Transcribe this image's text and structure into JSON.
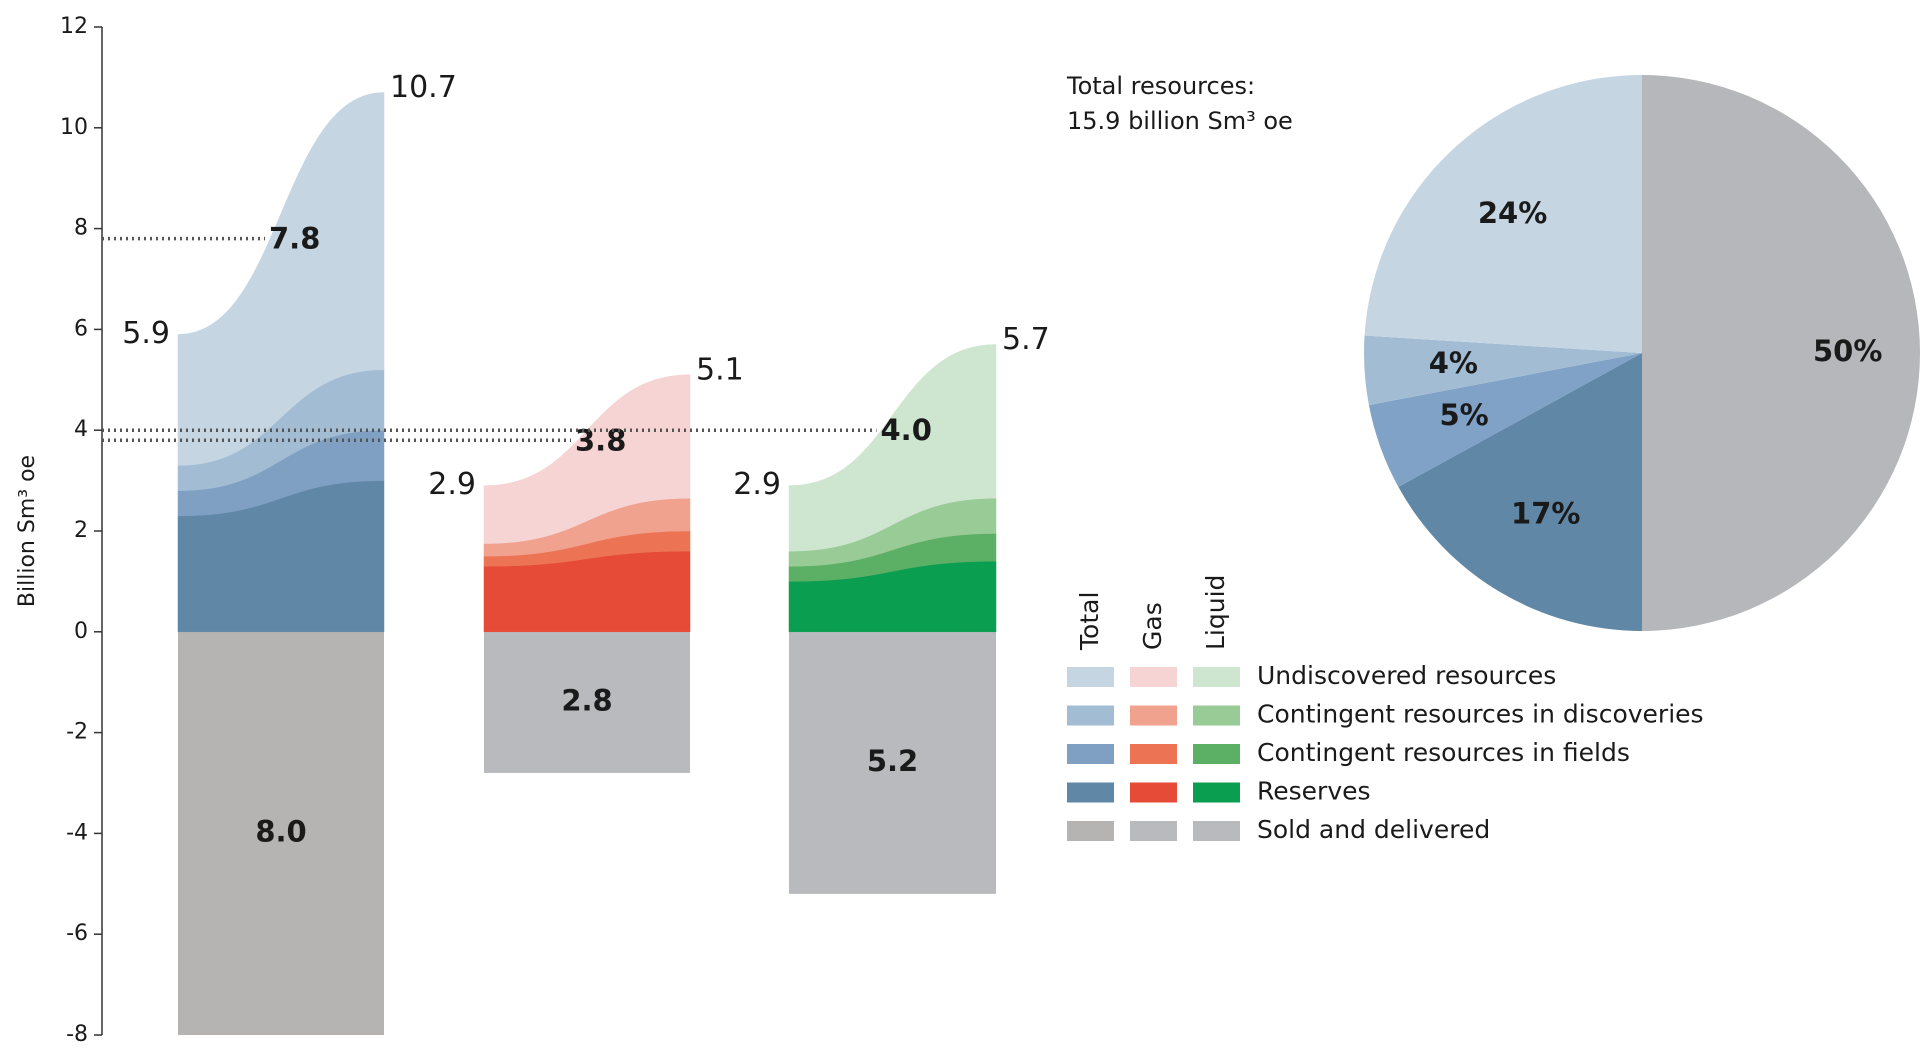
{
  "chart_data": [
    {
      "type": "fan_bar",
      "ylabel": "Billion Sm³ oe",
      "ylim": [
        -8,
        12
      ],
      "yticks": [
        -8,
        -6,
        -4,
        -2,
        0,
        2,
        4,
        6,
        8,
        10,
        12
      ],
      "groups": [
        "Total",
        "Gas",
        "Liquid"
      ],
      "series": [
        {
          "name": "Reserves",
          "colors": [
            "#6087a5",
            "#e64b37",
            "#0a9e50"
          ],
          "values": [
            [
              2.3,
              3.0
            ],
            [
              1.3,
              1.6
            ],
            [
              1.0,
              1.4
            ]
          ]
        },
        {
          "name": "Contingent resources in fields",
          "colors": [
            "#7fa0c3",
            "#ec7455",
            "#5cb066"
          ],
          "values": [
            [
              0.5,
              1.0
            ],
            [
              0.2,
              0.4
            ],
            [
              0.3,
              0.55
            ]
          ]
        },
        {
          "name": "Contingent resources in discoveries",
          "colors": [
            "#a2bdd3",
            "#f0a28e",
            "#98cb95"
          ],
          "values": [
            [
              0.5,
              1.2
            ],
            [
              0.25,
              0.65
            ],
            [
              0.3,
              0.7
            ]
          ]
        },
        {
          "name": "Undiscovered resources",
          "colors": [
            "#c5d5e2",
            "#f6d4d4",
            "#cee6d0"
          ],
          "values": [
            [
              2.6,
              5.5
            ],
            [
              1.15,
              2.45
            ],
            [
              1.3,
              3.05
            ]
          ]
        }
      ],
      "sold": {
        "name": "Sold and delivered",
        "colors": [
          "#b5b4b2",
          "#b9babe",
          "#b9babe"
        ],
        "values": [
          -8.0,
          -2.8,
          -5.2
        ],
        "value_labels": [
          "8.0",
          "2.8",
          "5.2"
        ]
      },
      "start_totals": [
        5.9,
        2.9,
        2.9
      ],
      "end_totals": [
        10.7,
        5.1,
        5.7
      ],
      "expected": [
        7.8,
        3.8,
        4.0
      ],
      "expected_labels": [
        "7.8",
        "3.8",
        "4.0"
      ]
    },
    {
      "type": "pie",
      "title": "Total resources:",
      "subtitle": "15.9 billion Sm³ oe",
      "values": [
        50,
        17,
        5,
        4,
        24
      ],
      "value_labels": [
        "50%",
        "17%",
        "5%",
        "4%",
        "24%"
      ],
      "colors": [
        "#b6b7ba",
        "#6087a5",
        "#7fa2c6",
        "#a2bdd3",
        "#c5d5e2"
      ]
    }
  ]
}
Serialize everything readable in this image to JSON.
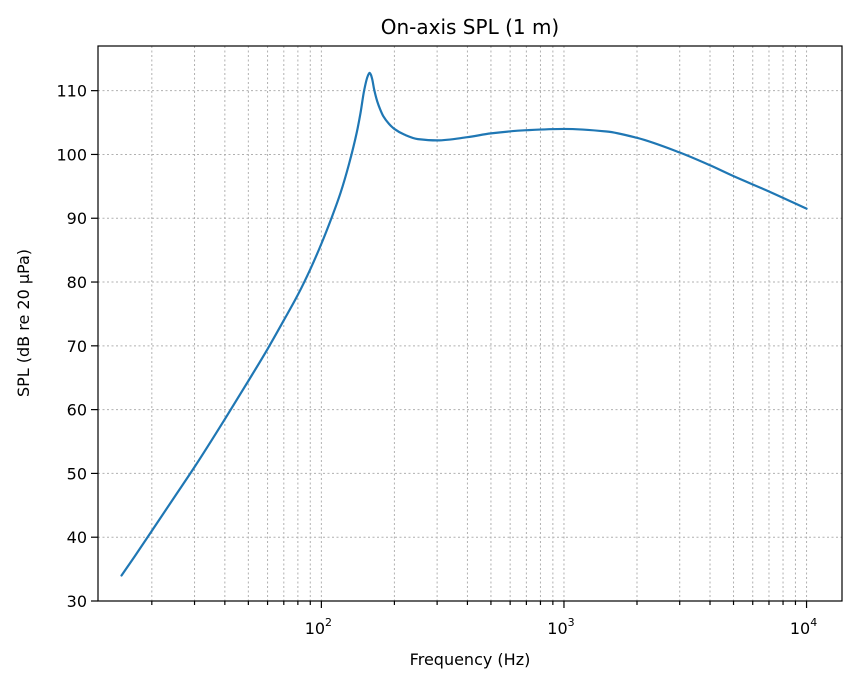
{
  "chart_data": {
    "type": "line",
    "title": "On-axis SPL (1 m)",
    "xlabel": "Frequency (Hz)",
    "ylabel": "SPL (dB re 20 µPa)",
    "xscale": "log",
    "xlim": [
      12,
      14000
    ],
    "ylim": [
      30,
      117
    ],
    "grid": "both (major and minor), dotted gray",
    "x_ticks": [
      {
        "base": "10",
        "exp": "2",
        "value": 100
      },
      {
        "base": "10",
        "exp": "3",
        "value": 1000
      },
      {
        "base": "10",
        "exp": "4",
        "value": 10000
      }
    ],
    "y_ticks": [
      {
        "label": "30",
        "value": 30
      },
      {
        "label": "40",
        "value": 40
      },
      {
        "label": "50",
        "value": 50
      },
      {
        "label": "60",
        "value": 60
      },
      {
        "label": "70",
        "value": 70
      },
      {
        "label": "80",
        "value": 80
      },
      {
        "label": "90",
        "value": 90
      },
      {
        "label": "100",
        "value": 100
      },
      {
        "label": "110",
        "value": 110
      }
    ],
    "series": [
      {
        "color": "#1f77b4",
        "x": [
          15,
          17,
          20,
          25,
          30,
          40,
          50,
          60,
          70,
          80,
          90,
          100,
          110,
          120,
          130,
          140,
          145,
          150,
          155,
          158,
          160,
          162,
          165,
          170,
          175,
          180,
          190,
          200,
          220,
          250,
          300,
          400,
          500,
          700,
          1000,
          1500,
          2000,
          3000,
          4000,
          5000,
          7000,
          10000
        ],
        "y": [
          34,
          37,
          41,
          46.5,
          51,
          58.5,
          64.5,
          69.5,
          74,
          78,
          82,
          86,
          90,
          94,
          98.5,
          103.5,
          106.5,
          110,
          112.2,
          112.8,
          112.5,
          111.8,
          110.2,
          108.3,
          107,
          106,
          104.8,
          104,
          103.1,
          102.4,
          102.2,
          102.7,
          103.3,
          103.8,
          104,
          103.6,
          102.6,
          100.3,
          98.3,
          96.6,
          94.2,
          91.5
        ]
      }
    ]
  }
}
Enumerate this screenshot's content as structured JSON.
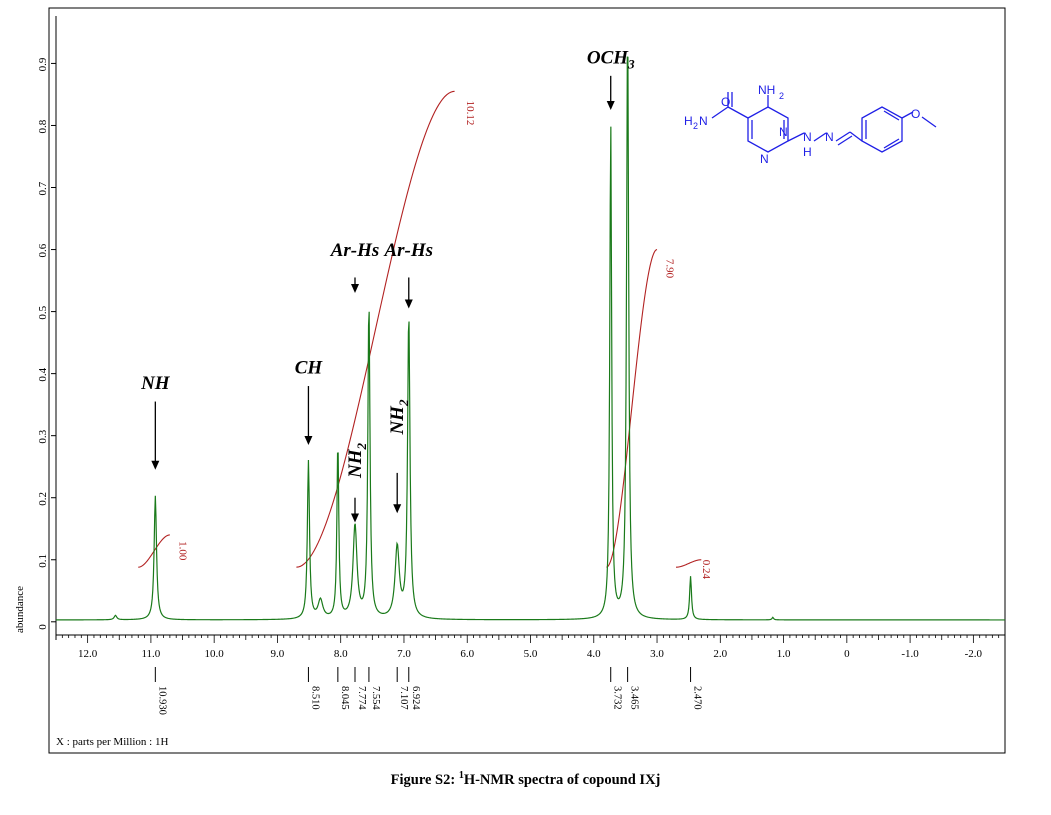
{
  "caption": {
    "prefix": "Figure S2: ",
    "sup": "1",
    "rest": "H-NMR spectra of copound IXj"
  },
  "chart_data": {
    "type": "line",
    "title": "",
    "xlabel": "X : parts per Million : 1H",
    "ylabel": "abundance",
    "xlim": [
      12.5,
      -2.5
    ],
    "ylim": [
      -0.01,
      0.97
    ],
    "x_reversed": true,
    "x_ticks": [
      12.0,
      11.0,
      10.0,
      9.0,
      8.0,
      7.0,
      6.0,
      5.0,
      4.0,
      3.0,
      2.0,
      1.0,
      0,
      -1.0,
      -2.0
    ],
    "x_tick_labels": [
      "12.0",
      "11.0",
      "10.0",
      "9.0",
      "8.0",
      "7.0",
      "6.0",
      "5.0",
      "4.0",
      "3.0",
      "2.0",
      "1.0",
      "0",
      "-1.0",
      "-2.0"
    ],
    "y_ticks": [
      0,
      0.1,
      0.2,
      0.3,
      0.4,
      0.5,
      0.6,
      0.7,
      0.8,
      0.9
    ],
    "y_tick_labels": [
      "0",
      "0.1",
      "0.2",
      "0.3",
      "0.4",
      "0.5",
      "0.6",
      "0.7",
      "0.8",
      "0.9"
    ],
    "spectrum_color": "#1a7a1a",
    "integral_color": "#b22222",
    "baseline": 0.003,
    "peaks": [
      {
        "ppm": 11.56,
        "height": 0.007,
        "width": 0.05
      },
      {
        "ppm": 10.93,
        "height": 0.2,
        "width": 0.045
      },
      {
        "ppm": 8.51,
        "height": 0.255,
        "width": 0.04
      },
      {
        "ppm": 8.32,
        "height": 0.03,
        "width": 0.09
      },
      {
        "ppm": 8.045,
        "height": 0.285,
        "width": 0.035
      },
      {
        "ppm": 7.774,
        "height": 0.15,
        "width": 0.075
      },
      {
        "ppm": 7.554,
        "height": 0.51,
        "width": 0.04
      },
      {
        "ppm": 7.107,
        "height": 0.115,
        "width": 0.08
      },
      {
        "ppm": 6.924,
        "height": 0.49,
        "width": 0.045
      },
      {
        "ppm": 3.732,
        "height": 0.8,
        "width": 0.035
      },
      {
        "ppm": 3.465,
        "height": 0.96,
        "width": 0.04
      },
      {
        "ppm": 2.47,
        "height": 0.07,
        "width": 0.035
      },
      {
        "ppm": 1.17,
        "height": 0.004,
        "width": 0.03
      }
    ],
    "peak_labels": [
      "10.930",
      "8.510",
      "8.045",
      "7.774",
      "7.554",
      "7.107",
      "6.924",
      "3.732",
      "3.465",
      "2.470"
    ],
    "peak_label_ppm": [
      10.93,
      8.51,
      8.045,
      7.774,
      7.554,
      7.107,
      6.924,
      3.732,
      3.465,
      2.47
    ],
    "integrals": [
      {
        "label": "1.00",
        "from": 11.2,
        "to": 10.7,
        "start_level": 0.088,
        "end_level": 0.14,
        "label_ppm": 10.55,
        "label_level": 0.13
      },
      {
        "label": "10.12",
        "from": 8.7,
        "to": 6.2,
        "start_level": 0.088,
        "end_level": 0.855,
        "label_ppm": 6.0,
        "label_level": 0.84
      },
      {
        "label": "7.90",
        "from": 3.8,
        "to": 3.0,
        "start_level": 0.088,
        "end_level": 0.6,
        "label_ppm": 2.85,
        "label_level": 0.585
      },
      {
        "label": "0.24",
        "from": 2.7,
        "to": 2.3,
        "start_level": 0.088,
        "end_level": 0.1,
        "label_ppm": 2.27,
        "label_level": 0.1
      }
    ],
    "annotations": [
      {
        "label": "NH",
        "sub": "",
        "ppm": 10.93,
        "label_level": 0.375,
        "arrow_from": 0.355,
        "arrow_to": 0.245,
        "rotated": false
      },
      {
        "label": "CH",
        "sub": "",
        "ppm": 8.51,
        "label_level": 0.4,
        "arrow_from": 0.38,
        "arrow_to": 0.285,
        "rotated": false
      },
      {
        "label": "Ar-Hs",
        "sub": "",
        "ppm": 7.774,
        "label_level": 0.59,
        "arrow_from": 0.555,
        "arrow_to": 0.53,
        "rotated": false
      },
      {
        "label": "Ar-Hs",
        "sub": "",
        "ppm": 6.924,
        "label_level": 0.59,
        "arrow_from": 0.555,
        "arrow_to": 0.505,
        "rotated": false
      },
      {
        "label": "NH",
        "sub": "2",
        "ppm": 7.774,
        "label_level": 0.26,
        "arrow_from": 0.2,
        "arrow_to": 0.16,
        "rotated": true
      },
      {
        "label": "NH",
        "sub": "2",
        "ppm": 7.107,
        "label_level": 0.33,
        "arrow_from": 0.24,
        "arrow_to": 0.175,
        "rotated": true
      },
      {
        "label": "OCH",
        "sub": "3",
        "ppm": 3.732,
        "label_level": 0.9,
        "arrow_from": 0.88,
        "arrow_to": 0.825,
        "rotated": false
      }
    ]
  }
}
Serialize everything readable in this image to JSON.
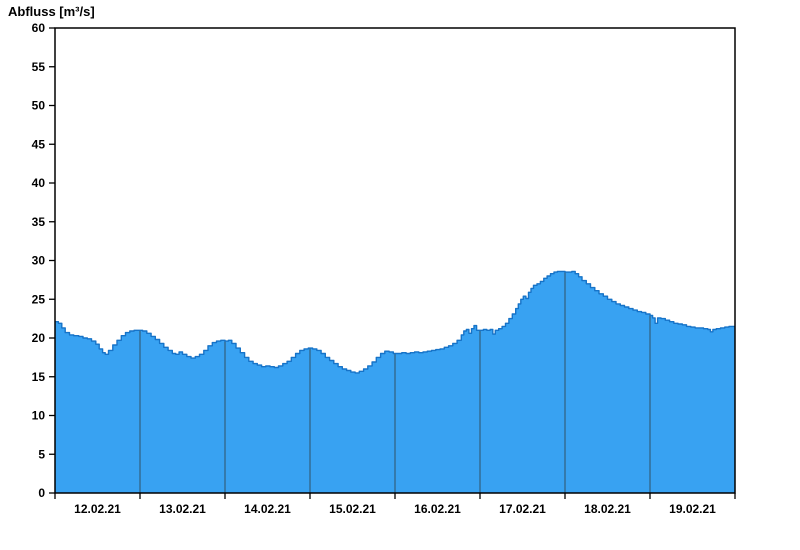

- - -

» **DIRECTIONS**
Every line of the listing that holds "Contingent" should be found and copied.

» **OUTPUT OF THE TASK**
          "name": "Contingent resources in fields",
          "name": "Contingent resources in discoveries",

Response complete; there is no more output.